** Start Text to read **

The argument hinges on two propositions. The
first asserts that the concepts whereby we
understand what different kinds or classes of
things are like consist of meanings that are
universal. The second proposition asserts that
nothing that exists physically is ever actually
universal. Anything that is embodied in matter
exists as an individual, a singular thing that may
also be a particular instance of this class or
that.
From these two propositions, the conclusion
follows that our concepts, having universality,
cannot be embodied in matter. If they were acts of
a bodily organ such as the brain, they would exist
in matter, and so could not have the requisite
universality to function as concepts that enable us
to think of universal objects, such as kinds or
classes, quite different from the individual things
that are objects of sense perception, imagination,
and memory. The power of conceptual thought, by
which we form and use concepts, must, therefore, be
an immaterial power, one the acts of which are not
acts of a bodily organ.

** End Text to read **

The tasks ->
(1) Answer these about the argument on concepts and matter:
(a) What does the second proposition assert?
(b) Which three powers are named as having individual things for their objects?
(c) What kind of power does the argument say conceptual thought must be?
(2) Can you continue the argument on concepts and matter from its last sentence?
The rows aren't needed for anything here.

** Start Data records **

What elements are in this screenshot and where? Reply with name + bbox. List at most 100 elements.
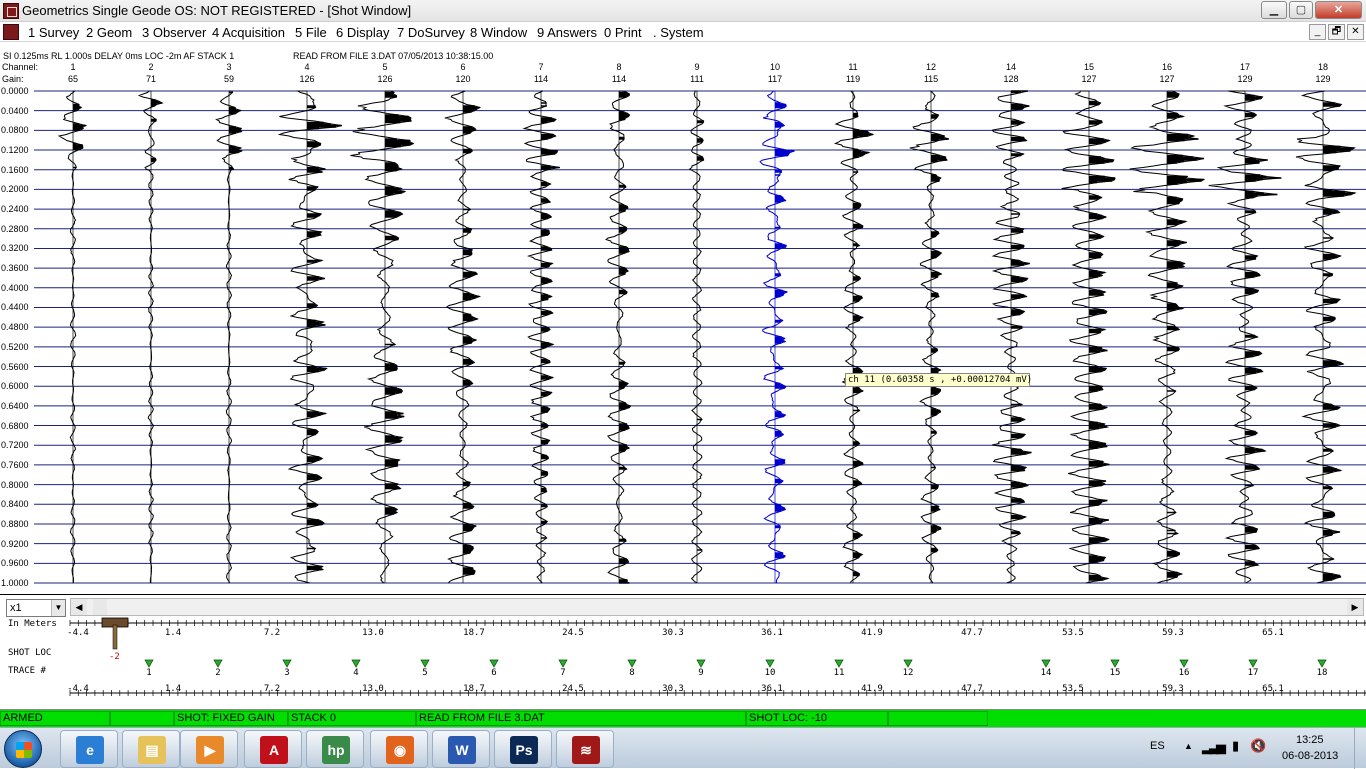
seismic-trace-14[interactable] — [991, 90, 1032, 584]
trace-number: 15 — [1110, 668, 1121, 678]
status-file: READ FROM FILE 3.DAT — [416, 711, 746, 726]
distance-label: 30.3 — [662, 628, 684, 638]
distance-label: 53.5 — [1062, 684, 1084, 694]
hp-solution-center-icon: hp — [322, 736, 350, 764]
distance-label: 24.5 — [562, 628, 584, 638]
seismic-trace-7[interactable] — [522, 90, 560, 584]
geophone-marker-icon[interactable] — [1110, 659, 1120, 668]
geophone-marker-icon[interactable] — [489, 659, 499, 668]
trace-positive-fill — [853, 112, 873, 577]
status-empty-2 — [888, 711, 988, 726]
taskbar-file-explorer[interactable]: ▤ — [122, 730, 180, 768]
geophone-marker-icon[interactable] — [765, 659, 775, 668]
geophone-marker-icon[interactable] — [420, 659, 430, 668]
trace-number: 5 — [422, 668, 427, 678]
network-icon[interactable]: ▂▃▅ — [1202, 739, 1226, 755]
distance-label: 13.0 — [362, 684, 384, 694]
geophone-marker-icon[interactable] — [282, 659, 292, 668]
distance-label: 18.7 — [463, 628, 485, 638]
seismic-trace-5[interactable] — [350, 90, 415, 584]
taskbar-word[interactable]: W — [432, 730, 490, 768]
seismogram-plot[interactable] — [0, 0, 1366, 594]
seismic-trace-12[interactable] — [909, 90, 949, 584]
shot-location-value: -2 — [109, 652, 120, 662]
status-gain: SHOT: FIXED GAIN — [174, 711, 288, 726]
internet-explorer-icon: e — [76, 736, 104, 764]
media-player-icon: ▶ — [196, 736, 224, 764]
status-empty-1 — [110, 711, 174, 726]
distance-label: 65.1 — [1262, 628, 1284, 638]
seismic-trace-1[interactable] — [57, 90, 88, 584]
trace-number: 12 — [903, 668, 914, 678]
trace-number: 4 — [353, 668, 358, 678]
trace-positive-fill — [385, 91, 414, 515]
trace-number: 8 — [629, 668, 634, 678]
distance-label: 65.1 — [1262, 684, 1284, 694]
trace-positive-fill — [229, 91, 242, 170]
status-shot-loc: SHOT LOC: -10 — [746, 711, 888, 726]
seismic-trace-18[interactable] — [1295, 90, 1357, 584]
hammer-icon[interactable] — [101, 617, 129, 650]
trace-number: 7 — [560, 668, 565, 678]
trace-number: 1 — [146, 668, 151, 678]
firefox-icon: ◉ — [386, 736, 414, 764]
system-tray: ES ▲ ▂▃▅ ▮ 🔇 13:25 06-08-2013 — [1136, 728, 1366, 769]
geophone-marker-icon[interactable] — [696, 659, 706, 668]
taskbar-firefox[interactable]: ◉ — [370, 730, 428, 768]
distance-label: 59.3 — [1162, 628, 1184, 638]
clock-time[interactable]: 13:25 — [1296, 734, 1324, 746]
distance-label: 7.2 — [264, 684, 280, 694]
distance-label: 47.7 — [961, 628, 983, 638]
trace-positive-fill — [775, 102, 795, 559]
trace-positive-fill — [73, 103, 86, 169]
seismic-trace-8[interactable] — [605, 90, 632, 584]
distance-label: 18.7 — [463, 684, 485, 694]
clock-date[interactable]: 06-08-2013 — [1282, 750, 1338, 762]
word-icon: W — [448, 736, 476, 764]
windows-logo-icon — [16, 742, 32, 758]
geophone-marker-icon[interactable] — [1248, 659, 1258, 668]
taskbar: e ▤ ▶ Ahp ◉ W Ps ≋ ES ▲ ▂▃▅ ▮ 🔇 13:25 06-08-201… — [0, 727, 1366, 769]
geophone-marker-icon[interactable] — [903, 659, 913, 668]
distance-label: 1.4 — [165, 684, 181, 694]
geophone-marker-icon[interactable] — [1041, 659, 1051, 668]
taskbar-internet-explorer[interactable]: e — [60, 730, 118, 768]
distance-label: -4.4 — [67, 684, 89, 694]
photoshop-icon: Ps — [510, 736, 538, 764]
distance-label: -4.4 — [67, 628, 89, 638]
status-bar: ARMED SHOT: FIXED GAIN STACK 0 READ FROM… — [0, 710, 1366, 727]
geophone-marker-icon[interactable] — [558, 659, 568, 668]
battery-icon[interactable]: ▮ — [1232, 738, 1239, 754]
geophone-marker-icon[interactable] — [834, 659, 844, 668]
show-hidden-icons-icon[interactable]: ▲ — [1184, 741, 1193, 751]
geophone-marker-icon[interactable] — [144, 659, 154, 668]
geometry-ruler[interactable]: -4.4 -4.4 1.4 1.4 7.2 7.2 13.0 13.0 18.7 18.7 24.5… — [0, 595, 1366, 711]
seismic-trace-15[interactable] — [1061, 90, 1116, 584]
seismic-trace-6[interactable] — [444, 90, 482, 584]
trace-number: 17 — [1248, 668, 1259, 678]
geophone-marker-icon[interactable] — [1317, 659, 1327, 668]
geophone-marker-icon[interactable] — [627, 659, 637, 668]
distance-label: 41.9 — [861, 684, 883, 694]
distance-label: 41.9 — [861, 628, 883, 638]
distance-label: 13.0 — [362, 628, 384, 638]
volume-muted-icon[interactable]: 🔇 — [1250, 738, 1266, 754]
geophone-marker-icon[interactable] — [1179, 659, 1189, 668]
geophone-marker-icon[interactable] — [351, 659, 361, 668]
trace-number: 10 — [765, 668, 776, 678]
geode-seismograph-icon: ≋ — [572, 736, 600, 764]
taskbar-hp-solution-center[interactable]: hp — [306, 730, 364, 768]
geophone-marker-icon[interactable] — [213, 659, 223, 668]
trace-positive-fill — [1089, 100, 1115, 581]
start-button[interactable] — [4, 730, 42, 768]
show-desktop-button[interactable] — [1354, 728, 1366, 769]
taskbar-geode-seismograph[interactable]: ≋ — [556, 730, 614, 768]
taskbar-media-player[interactable]: ▶ — [180, 730, 238, 768]
taskbar-photoshop[interactable]: Ps — [494, 730, 552, 768]
taskbar-adobe-reader[interactable]: A — [244, 730, 302, 768]
seismic-trace-11[interactable] — [834, 90, 875, 584]
language-indicator[interactable]: ES — [1150, 740, 1165, 752]
seismic-trace-4[interactable] — [277, 90, 342, 584]
distance-label: 59.3 — [1162, 684, 1184, 694]
trace-positive-fill — [307, 105, 342, 571]
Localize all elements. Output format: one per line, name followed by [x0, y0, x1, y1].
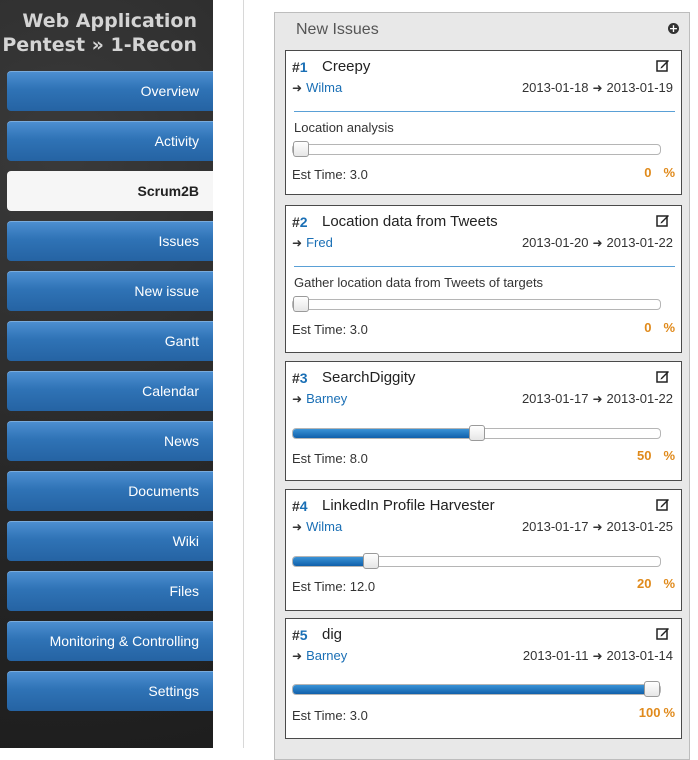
arrow-right-icon: ➜	[592, 236, 603, 250]
nav-item-overview[interactable]: Overview	[7, 71, 213, 111]
issue-number[interactable]: #3	[292, 370, 308, 386]
edit-icon[interactable]	[656, 626, 670, 640]
done-percent: 50%	[636, 448, 675, 463]
due-date: 2013-01-22	[606, 235, 674, 250]
progress-slider[interactable]	[292, 553, 661, 569]
issue-card[interactable]: #3 SearchDiggity ➜ Barney 2013-01-17 ➜ 2013…	[285, 361, 682, 481]
progress-slider[interactable]	[292, 296, 661, 312]
panel-title: New Issues	[296, 21, 379, 38]
due-date: 2013-01-14	[606, 648, 674, 663]
project-title-line1: Web Application	[22, 10, 197, 32]
est-time: Est Time: 3.0	[292, 322, 368, 337]
nav-item-documents[interactable]: Documents	[7, 471, 213, 511]
progress-fill	[293, 685, 652, 694]
due-date: 2013-01-25	[606, 519, 674, 534]
start-date: 2013-01-17	[521, 519, 589, 534]
arrow-right-icon: ➜	[292, 520, 303, 534]
progress-fill	[293, 557, 372, 566]
project-title-line2: Pentest » 1-Recon	[2, 34, 197, 56]
issue-subject[interactable]: dig	[322, 626, 342, 643]
card-divider	[294, 266, 675, 267]
issue-dates: 2013-01-20 ➜ 2013-01-22	[522, 235, 673, 250]
issue-number[interactable]: #4	[292, 498, 308, 514]
slider-handle[interactable]	[644, 681, 660, 697]
issue-description: Gather location data from Tweets of targ…	[294, 275, 544, 290]
arrow-right-icon: ➜	[292, 392, 303, 406]
slider-handle[interactable]	[293, 141, 309, 157]
arrow-right-icon: ➜	[592, 649, 603, 663]
arrow-right-icon: ➜	[292, 649, 303, 663]
arrow-right-icon: ➜	[592, 520, 603, 534]
issue-subject[interactable]: Creepy	[322, 58, 370, 75]
est-time: Est Time: 3.0	[292, 167, 368, 182]
issue-number[interactable]: #5	[292, 627, 308, 643]
issue-card[interactable]: #5 dig ➜ Barney 2013-01-11 ➜ 2013-01-14 Est…	[285, 618, 682, 739]
slider-handle[interactable]	[468, 425, 485, 441]
nav-item-news[interactable]: News	[7, 421, 213, 461]
assignee-link[interactable]: Fred	[306, 235, 333, 250]
arrow-right-icon: ➜	[292, 236, 303, 250]
project-title[interactable]: Web Application Pentest » 1-Recon	[0, 9, 197, 57]
est-time: Est Time: 12.0	[292, 579, 376, 594]
nav-item-monitoring-controlling[interactable]: Monitoring & Controlling	[7, 621, 213, 661]
nav-item-files[interactable]: Files	[7, 571, 213, 611]
due-date: 2013-01-19	[606, 80, 674, 95]
done-percent: 100%	[638, 705, 675, 720]
done-percent: 0%	[644, 165, 675, 180]
plus-circle-icon[interactable]: +	[668, 23, 679, 34]
issue-card[interactable]: #4 LinkedIn Profile Harvester ➜ Wilma 201…	[285, 489, 682, 611]
issue-card[interactable]: #2 Location data from Tweets ➜ Fred 2013-…	[285, 205, 682, 353]
edit-icon[interactable]	[656, 369, 670, 383]
done-percent: 0%	[644, 320, 675, 335]
nav-item-calendar[interactable]: Calendar	[7, 371, 213, 411]
progress-slider[interactable]	[292, 141, 661, 157]
assignee-link[interactable]: Barney	[306, 648, 347, 663]
issue-subject[interactable]: SearchDiggity	[322, 369, 415, 386]
arrow-right-icon: ➜	[592, 81, 603, 95]
nav-item-wiki[interactable]: Wiki	[7, 521, 213, 561]
due-date: 2013-01-22	[606, 391, 674, 406]
progress-fill	[293, 429, 477, 438]
start-date: 2013-01-18	[521, 80, 589, 95]
nav-item-issues[interactable]: Issues	[7, 221, 213, 261]
est-time: Est Time: 8.0	[292, 451, 368, 466]
content-divider	[243, 0, 244, 748]
nav-item-settings[interactable]: Settings	[7, 671, 213, 711]
edit-icon[interactable]	[656, 497, 670, 511]
sidebar: Web Application Pentest » 1-Recon Overvi…	[0, 0, 213, 748]
issue-description: Location analysis	[294, 120, 394, 135]
issue-subject[interactable]: Location data from Tweets	[322, 213, 498, 230]
arrow-right-icon: ➜	[292, 81, 303, 95]
issue-dates: 2013-01-17 ➜ 2013-01-22	[522, 391, 673, 406]
assignee-link[interactable]: Wilma	[306, 80, 342, 95]
edit-icon[interactable]	[656, 58, 670, 72]
issue-card[interactable]: #1 Creepy ➜ Wilma 2013-01-18 ➜ 2013-01-19 L…	[285, 50, 682, 195]
nav-item-new-issue[interactable]: New issue	[7, 271, 213, 311]
card-divider	[294, 111, 675, 112]
issue-dates: 2013-01-11 ➜ 2013-01-14	[523, 648, 673, 663]
slider-handle[interactable]	[363, 553, 380, 569]
issue-subject[interactable]: LinkedIn Profile Harvester	[322, 497, 495, 514]
start-date: 2013-01-11	[522, 648, 589, 663]
arrow-right-icon: ➜	[592, 392, 603, 406]
start-date: 2013-01-17	[521, 391, 589, 406]
done-percent: 20%	[636, 576, 675, 591]
start-date: 2013-01-20	[521, 235, 589, 250]
issue-number[interactable]: #2	[292, 214, 308, 230]
progress-slider[interactable]	[292, 681, 661, 697]
progress-slider[interactable]	[292, 425, 661, 441]
slider-handle[interactable]	[293, 296, 309, 312]
nav-item-activity[interactable]: Activity	[7, 121, 213, 161]
est-time: Est Time: 3.0	[292, 708, 368, 723]
issue-dates: 2013-01-17 ➜ 2013-01-25	[522, 519, 673, 534]
assignee-link[interactable]: Barney	[306, 391, 347, 406]
issue-dates: 2013-01-18 ➜ 2013-01-19	[522, 80, 673, 95]
assignee-link[interactable]: Wilma	[306, 519, 342, 534]
nav-item-scrum2b[interactable]: Scrum2B	[7, 171, 213, 211]
edit-icon[interactable]	[656, 213, 670, 227]
nav-item-gantt[interactable]: Gantt	[7, 321, 213, 361]
issue-number[interactable]: #1	[292, 59, 308, 75]
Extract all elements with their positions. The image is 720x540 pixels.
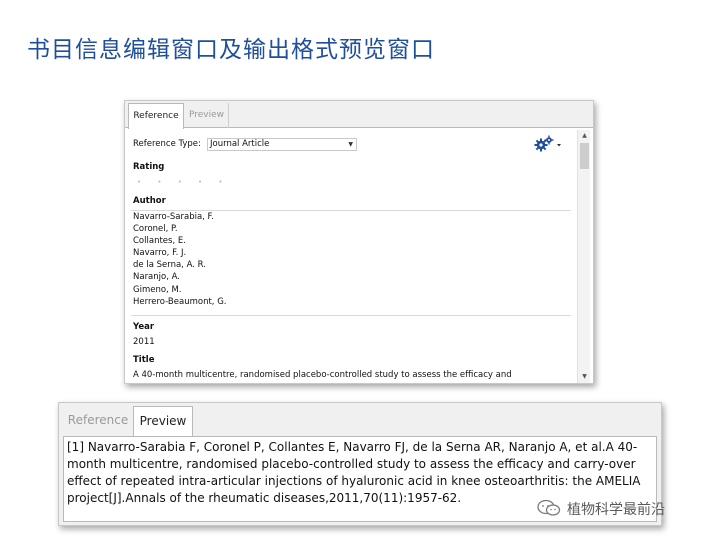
watermark-text: 植物科学最前沿 [567,502,665,518]
tab-reference[interactable]: Reference [63,406,133,434]
author-item: Naranjo, A. [133,272,180,283]
title-field[interactable]: A 40-month multicentre, randomised place… [133,370,512,380]
slide-title: 书目信息编辑窗口及输出格式预览窗口 [27,37,435,63]
reference-tabbar: Reference Preview [125,101,593,129]
rating-label: Rating [133,162,165,172]
tab-preview[interactable]: Preview [185,103,229,128]
tab-preview[interactable]: Preview [133,406,193,436]
reference-type-label: Reference Type: [133,139,201,149]
tab-reference[interactable]: Reference [128,103,184,129]
author-item: Collantes, E. [133,236,186,247]
author-item: Navarro, F. J. [133,248,187,259]
scroll-down-arrow-icon[interactable]: ▼ [578,371,591,383]
reference-fields: Reference Type: Journal Article ▼ Rating… [129,130,575,381]
author-item: Gimeno, M. [133,284,182,295]
year-label: Year [133,322,155,332]
author-item: Herrero-Beaumont, G. [133,296,227,307]
author-item: de la Serna, A. R. [133,260,206,271]
reference-editor-window: Reference Preview Reference Type: Journa… [124,100,594,384]
author-item: Coronel, P. [133,224,178,235]
scroll-thumb[interactable] [580,143,589,169]
author-label: Author [133,196,166,206]
title-label: Title [133,355,155,365]
year-field[interactable]: 2011 [133,337,155,347]
wechat-icon [537,499,561,516]
gear-icon[interactable] [533,134,563,152]
author-field[interactable]: Navarro-Sarabia, F. Coronel, P. Collante… [131,210,571,316]
reference-type-value: Journal Article [210,139,270,149]
vertical-scrollbar[interactable]: ▲ ▼ [577,130,590,383]
rating-stars[interactable]: • • • • • [137,178,230,186]
scroll-up-arrow-icon[interactable]: ▲ [578,130,591,142]
chevron-down-icon: ▼ [348,141,353,148]
author-item: Navarro-Sarabia, F. [133,212,214,222]
reference-type-select[interactable]: Journal Article ▼ [207,138,357,151]
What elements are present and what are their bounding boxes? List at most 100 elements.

** End Data records **

Answers to the exercises ->
(1)
(a) It asserts that nothing that exists physically is ever actually universal.
(b) Sense perception, imagination, and memory.
(c) An immaterial power, one whose acts are not acts of a bodily organ.

(2)
The reasoning that supports the first of the two
foregoing propositions is as follows. Our common or
general names derive the meanings they carry from
the concepts we have. The meaning of a common or
general name is universal. It always signifies a
class of objects, never any particular instance or
member of the class. Particular instances are
designated by proper names or definite
descriptions. When we use the word "dog," we are
referring to any dog, regardless of breed, size,
shape, or color. To refer to a particular instance,
we would use a canine name, such as "Fido," or a
definite description, such as "that white poodle
over there lying in front of the fire." Our
concepts of dog and poodle not only enable us to
think about two classes of animals, they also
enable us to understand what it is like to be a dog
or a poodle.
The second proposition about the individuality
of all material or corporeal things is supported by
the facts of common experience. The objects we
perceive through our senses are all individual
things--that is, this individual dog, that
individual spoon. As I pointed out in the preceding
chapter, we have never seen a triangle in general,
nor can we imagine one. Any triangle that we can
draw on a piece of paper, any triangle we have seen
or imagined, is a particular triangle of a certain
shape and size. But we can understand what is
involved in triangularity as such, without
reference to the character of the angles or the
area enclosed.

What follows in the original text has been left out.